_WHAT THIS TASK INVOLVES:_ Filter out everything except lines holding "ngay".

_RECORD SET:_
--*--
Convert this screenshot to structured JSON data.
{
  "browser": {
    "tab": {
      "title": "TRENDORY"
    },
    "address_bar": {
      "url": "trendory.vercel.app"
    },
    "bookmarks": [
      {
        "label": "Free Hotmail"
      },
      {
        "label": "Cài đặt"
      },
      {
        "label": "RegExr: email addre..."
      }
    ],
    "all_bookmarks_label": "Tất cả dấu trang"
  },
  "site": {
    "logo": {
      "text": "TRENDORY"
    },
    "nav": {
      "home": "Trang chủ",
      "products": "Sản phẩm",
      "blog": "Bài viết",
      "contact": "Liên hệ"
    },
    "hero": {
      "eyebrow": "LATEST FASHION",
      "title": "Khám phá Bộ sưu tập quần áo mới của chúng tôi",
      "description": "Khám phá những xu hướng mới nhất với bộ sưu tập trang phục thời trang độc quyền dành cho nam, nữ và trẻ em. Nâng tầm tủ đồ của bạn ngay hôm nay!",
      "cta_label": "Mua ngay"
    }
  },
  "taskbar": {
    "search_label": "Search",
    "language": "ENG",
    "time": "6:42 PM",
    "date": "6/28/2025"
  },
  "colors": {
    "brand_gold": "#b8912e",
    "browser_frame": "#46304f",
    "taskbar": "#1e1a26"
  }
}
--*--
_ANSWER TO THIS TASK:_
      "description": "Khám phá những xu hướng mới nhất với bộ sưu tập trang phục thời trang độc quyền dành cho nam, nữ và trẻ em. Nâng tầm tủ đồ của bạn ngay hôm nay!",
      "cta_label": "Mua ngay"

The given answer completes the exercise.